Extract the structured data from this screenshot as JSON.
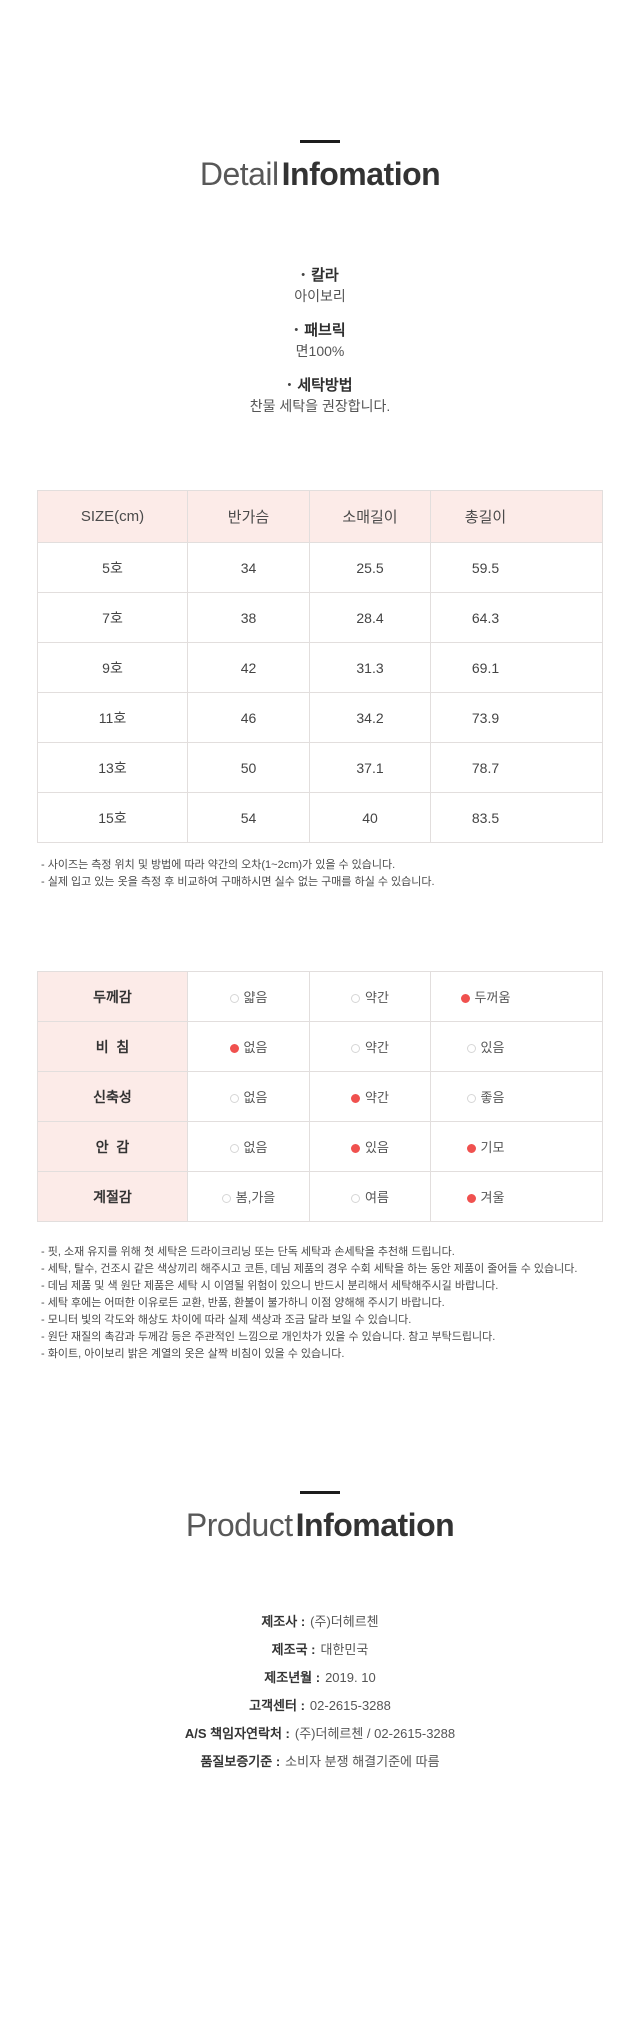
{
  "colors": {
    "accent_red": "#f0514f",
    "table_pink": "#fcebe8"
  },
  "detail_section": {
    "bullet": "•",
    "title_light": "Detail",
    "title_bold": "Infomation",
    "specs": [
      {
        "label": "칼라",
        "value": "아이보리"
      },
      {
        "label": "패브릭",
        "value": "면100%"
      },
      {
        "label": "세탁방법",
        "value": "찬물 세탁을 권장합니다."
      }
    ]
  },
  "size_table": {
    "headers": [
      "SIZE(cm)",
      "반가슴",
      "소매길이",
      "총길이"
    ],
    "rows": [
      [
        "5호",
        "34",
        "25.5",
        "59.5"
      ],
      [
        "7호",
        "38",
        "28.4",
        "64.3"
      ],
      [
        "9호",
        "42",
        "31.3",
        "69.1"
      ],
      [
        "11호",
        "46",
        "34.2",
        "73.9"
      ],
      [
        "13호",
        "50",
        "37.1",
        "78.7"
      ],
      [
        "15호",
        "54",
        "40",
        "83.5"
      ]
    ]
  },
  "size_notes": [
    "- 사이즈는 측정 위치 및 방법에 따라 약간의 오차(1~2cm)가 있을 수 있습니다.",
    "- 실제 입고 있는 옷을 측정 후 비교하여 구매하시면 실수 없는 구매를 하실 수 있습니다."
  ],
  "attribute_table": {
    "rows": [
      {
        "label": "두께감",
        "options": [
          {
            "text": "얇음",
            "selected": false
          },
          {
            "text": "약간",
            "selected": false
          },
          {
            "text": "두꺼움",
            "selected": true
          }
        ]
      },
      {
        "label": "비  침",
        "options": [
          {
            "text": "없음",
            "selected": true
          },
          {
            "text": "약간",
            "selected": false
          },
          {
            "text": "있음",
            "selected": false
          }
        ]
      },
      {
        "label": "신축성",
        "options": [
          {
            "text": "없음",
            "selected": false
          },
          {
            "text": "약간",
            "selected": true
          },
          {
            "text": "좋음",
            "selected": false
          }
        ]
      },
      {
        "label": "안  감",
        "options": [
          {
            "text": "없음",
            "selected": false
          },
          {
            "text": "있음",
            "selected": true
          },
          {
            "text": "기모",
            "selected": true
          }
        ]
      },
      {
        "label": "계절감",
        "options": [
          {
            "text": "봄,가을",
            "selected": false
          },
          {
            "text": "여름",
            "selected": false
          },
          {
            "text": "겨울",
            "selected": true
          }
        ]
      }
    ]
  },
  "care_notes": [
    "- 핏, 소재 유지를 위해 첫 세탁은 드라이크리닝 또는 단독 세탁과 손세탁을 추천해 드립니다.",
    "- 세탁, 탈수, 건조시 같은 색상끼리 해주시고 코튼, 데님 제품의 경우 수회 세탁을 하는 동안 제품이 줄어들 수 있습니다.",
    "- 데님 제품 및 색 원단 제품은 세탁 시 이염될 위험이 있으니 반드시 분리해서 세탁해주시길 바랍니다.",
    "- 세탁 후에는 어떠한 이유로든 교환, 반품, 환불이 불가하니 이점 양해해 주시기 바랍니다.",
    "- 모니터 빛의 각도와 해상도 차이에 따라 실제 색상과 조금 달라 보일 수 있습니다.",
    "- 원단 재질의 촉감과 두께감 등은 주관적인 느낌으로 개인차가 있을 수 있습니다. 참고 부탁드립니다.",
    "- 화이트, 아이보리 밝은 계열의 옷은 살짝 비침이 있을 수 있습니다."
  ],
  "product_section": {
    "title_light": "Product",
    "title_bold": "Infomation",
    "fields": [
      {
        "label": "제조사 :",
        "value": "(주)더헤르첸"
      },
      {
        "label": "제조국 :",
        "value": "대한민국"
      },
      {
        "label": "제조년월 :",
        "value": "2019. 10"
      },
      {
        "label": "고객센터 :",
        "value": "02-2615-3288"
      },
      {
        "label": "A/S 책임자연락처 :",
        "value": "(주)더헤르첸 / 02-2615-3288"
      },
      {
        "label": "품질보증기준 :",
        "value": "소비자 분쟁 해결기준에 따름"
      }
    ]
  }
}
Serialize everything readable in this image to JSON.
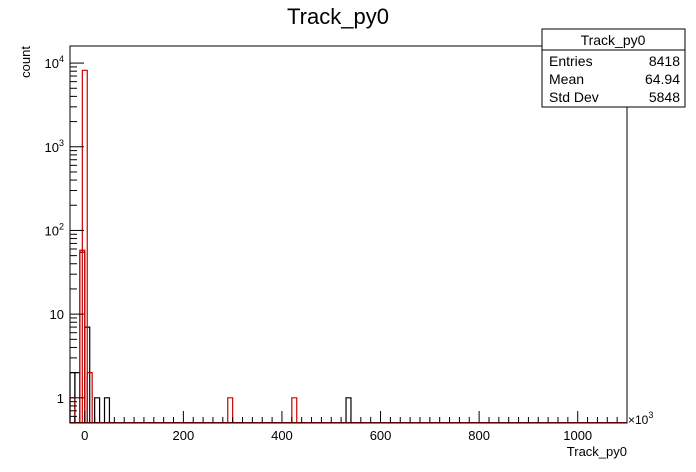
{
  "chart_data": {
    "type": "histogram",
    "title": "Track_py0",
    "xlabel": "Track_py0",
    "ylabel": "count",
    "x_multiplier": "×10",
    "x_multiplier_exp": "3",
    "xlim": [
      -30,
      1100
    ],
    "ylim": [
      0.5,
      16000
    ],
    "yscale": "log",
    "x_ticks": [
      0,
      200,
      400,
      600,
      800,
      1000
    ],
    "y_ticks": [
      {
        "value": 1,
        "label": "1",
        "exp": ""
      },
      {
        "value": 10,
        "label": "10",
        "exp": ""
      },
      {
        "value": 100,
        "label": "10",
        "exp": "2"
      },
      {
        "value": 1000,
        "label": "10",
        "exp": "3"
      },
      {
        "value": 10000,
        "label": "10",
        "exp": "4"
      }
    ],
    "bin_width": 10,
    "series": [
      {
        "color": "#000000",
        "bins": [
          {
            "x": -30,
            "y": 2
          },
          {
            "x": -20,
            "y": 2
          },
          {
            "x": -10,
            "y": 55
          },
          {
            "x": 0,
            "y": 7
          },
          {
            "x": 20,
            "y": 1
          },
          {
            "x": 40,
            "y": 1
          },
          {
            "x": 530,
            "y": 1
          }
        ]
      },
      {
        "color": "#cc0000",
        "bins": [
          {
            "x": -30,
            "y": 1
          },
          {
            "x": -10,
            "y": 58
          },
          {
            "x": -5,
            "y": 8200
          },
          {
            "x": 5,
            "y": 2
          },
          {
            "x": 290,
            "y": 1
          },
          {
            "x": 420,
            "y": 1
          }
        ]
      }
    ],
    "stats_box": {
      "title": "Track_py0",
      "rows": [
        {
          "label": "Entries",
          "value": "8418"
        },
        {
          "label": "Mean",
          "value": "64.94"
        },
        {
          "label": "Std Dev",
          "value": "5848"
        }
      ]
    }
  }
}
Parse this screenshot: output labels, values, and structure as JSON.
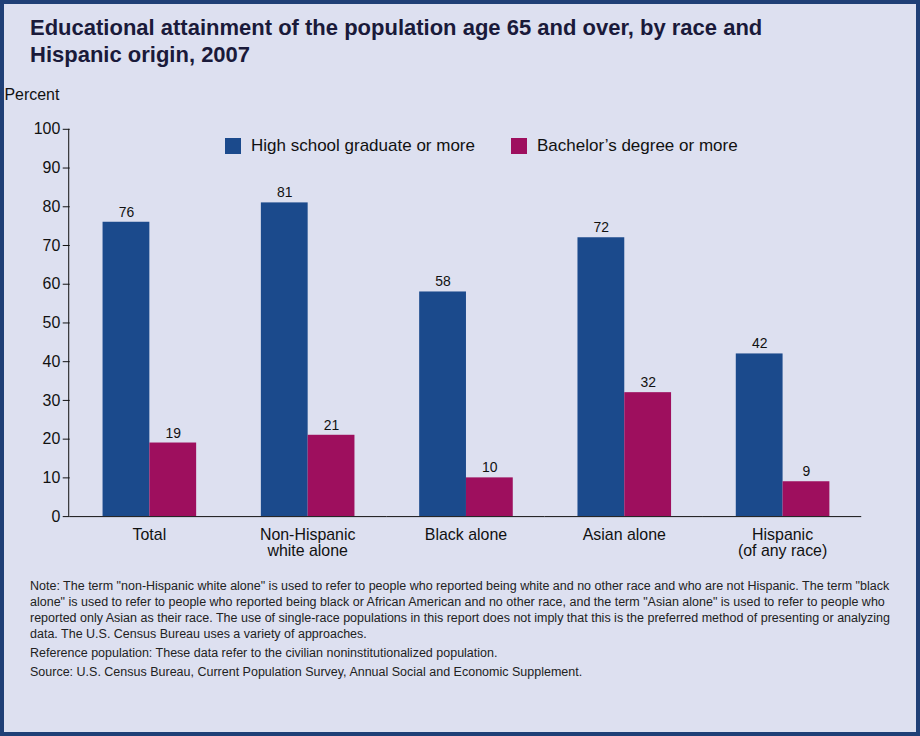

--*--

Task objective =
Leaving all pictures aside, quote each record exactly.

Solution to this exercise =
Extract the structured data from this screenshot as JSON.
{
  "colors": {
    "accent_red": "#f0514f",
    "table_pink": "#fcebe8"
  },
  "detail_section": {
    "bullet": "•",
    "title_light": "Detail",
    "title_bold": "Infomation",
    "specs": [
      {
        "label": "칼라",
        "value": "아이보리"
      },
      {
        "label": "패브릭",
        "value": "면100%"
      },
      {
        "label": "세탁방법",
        "value": "찬물 세탁을 권장합니다."
      }
    ]
  },
  "size_table": {
    "headers": [
      "SIZE(cm)",
      "반가슴",
      "소매길이",
      "총길이"
    ],
    "rows": [
      [
        "5호",
        "34",
        "25.5",
        "59.5"
      ],
      [
        "7호",
        "38",
        "28.4",
        "64.3"
      ],
      [
        "9호",
        "42",
        "31.3",
        "69.1"
      ],
      [
        "11호",
        "46",
        "34.2",
        "73.9"
      ],
      [
        "13호",
        "50",
        "37.1",
        "78.7"
      ],
      [
        "15호",
        "54",
        "40",
        "83.5"
      ]
    ]
  },
  "size_notes": [
    "- 사이즈는 측정 위치 및 방법에 따라 약간의 오차(1~2cm)가 있을 수 있습니다.",
    "- 실제 입고 있는 옷을 측정 후 비교하여 구매하시면 실수 없는 구매를 하실 수 있습니다."
  ],
  "attribute_table": {
    "rows": [
      {
        "label": "두께감",
        "options": [
          {
            "text": "얇음",
            "selected": false
          },
          {
            "text": "약간",
            "selected": false
          },
          {
            "text": "두꺼움",
            "selected": true
          }
        ]
      },
      {
        "label": "비  침",
        "options": [
          {
            "text": "없음",
            "selected": true
          },
          {
            "text": "약간",
            "selected": false
          },
          {
            "text": "있음",
            "selected": false
          }
        ]
      },
      {
        "label": "신축성",
        "options": [
          {
            "text": "없음",
            "selected": false
          },
          {
            "text": "약간",
            "selected": true
          },
          {
            "text": "좋음",
            "selected": false
          }
        ]
      },
      {
        "label": "안  감",
        "options": [
          {
            "text": "없음",
            "selected": false
          },
          {
            "text": "있음",
            "selected": true
          },
          {
            "text": "기모",
            "selected": true
          }
        ]
      },
      {
        "label": "계절감",
        "options": [
          {
            "text": "봄,가을",
            "selected": false
          },
          {
            "text": "여름",
            "selected": false
          },
          {
            "text": "겨울",
            "selected": true
          }
        ]
      }
    ]
  },
  "care_notes": [
    "- 핏, 소재 유지를 위해 첫 세탁은 드라이크리닝 또는 단독 세탁과 손세탁을 추천해 드립니다.",
    "- 세탁, 탈수, 건조시 같은 색상끼리 해주시고 코튼, 데님 제품의 경우 수회 세탁을 하는 동안 제품이 줄어들 수 있습니다.",
    "- 데님 제품 및 색 원단 제품은 세탁 시 이염될 위험이 있으니 반드시 분리해서 세탁해주시길 바랍니다.",
    "- 세탁 후에는 어떠한 이유로든 교환, 반품, 환불이 불가하니 이점 양해해 주시기 바랍니다.",
    "- 모니터 빛의 각도와 해상도 차이에 따라 실제 색상과 조금 달라 보일 수 있습니다.",
    "- 원단 재질의 촉감과 두께감 등은 주관적인 느낌으로 개인차가 있을 수 있습니다. 참고 부탁드립니다.",
    "- 화이트, 아이보리 밝은 계열의 옷은 살짝 비침이 있을 수 있습니다."
  ],
  "product_section": {
    "title_light": "Product",
    "title_bold": "Infomation",
    "fields": [
      {
        "label": "제조사 :",
        "value": "(주)더헤르첸"
      },
      {
        "label": "제조국 :",
        "value": "대한민국"
      },
      {
        "label": "제조년월 :",
        "value": "2019. 10"
      },
      {
        "label": "고객센터 :",
        "value": "02-2615-3288"
      },
      {
        "label": "A/S 책임자연락처 :",
        "value": "(주)더헤르첸 / 02-2615-3288"
      },
      {
        "label": "품질보증기준 :",
        "value": "소비자 분쟁 해결기준에 따름"
      }
    ]
  }
}
Serialize everything readable in this image to JSON.
{
  "chart_data": {
    "type": "histogram",
    "title": "Track_py0",
    "xlabel": "Track_py0",
    "ylabel": "count",
    "x_multiplier": "×10",
    "x_multiplier_exp": "3",
    "xlim": [
      -30,
      1100
    ],
    "ylim": [
      0.5,
      16000
    ],
    "yscale": "log",
    "x_ticks": [
      0,
      200,
      400,
      600,
      800,
      1000
    ],
    "y_ticks": [
      {
        "value": 1,
        "label": "1",
        "exp": ""
      },
      {
        "value": 10,
        "label": "10",
        "exp": ""
      },
      {
        "value": 100,
        "label": "10",
        "exp": "2"
      },
      {
        "value": 1000,
        "label": "10",
        "exp": "3"
      },
      {
        "value": 10000,
        "label": "10",
        "exp": "4"
      }
    ],
    "bin_width": 10,
    "series": [
      {
        "color": "#000000",
        "bins": [
          {
            "x": -30,
            "y": 2
          },
          {
            "x": -20,
            "y": 2
          },
          {
            "x": -10,
            "y": 55
          },
          {
            "x": 0,
            "y": 7
          },
          {
            "x": 20,
            "y": 1
          },
          {
            "x": 40,
            "y": 1
          },
          {
            "x": 530,
            "y": 1
          }
        ]
      },
      {
        "color": "#cc0000",
        "bins": [
          {
            "x": -30,
            "y": 1
          },
          {
            "x": -10,
            "y": 58
          },
          {
            "x": -5,
            "y": 8200
          },
          {
            "x": 5,
            "y": 2
          },
          {
            "x": 290,
            "y": 1
          },
          {
            "x": 420,
            "y": 1
          }
        ]
      }
    ],
    "stats_box": {
      "title": "Track_py0",
      "rows": [
        {
          "label": "Entries",
          "value": "8418"
        },
        {
          "label": "Mean",
          "value": "64.94"
        },
        {
          "label": "Std Dev",
          "value": "5848"
        }
      ]
    }
  }
}
Parse this screenshot: output labels, values, and structure as JSON.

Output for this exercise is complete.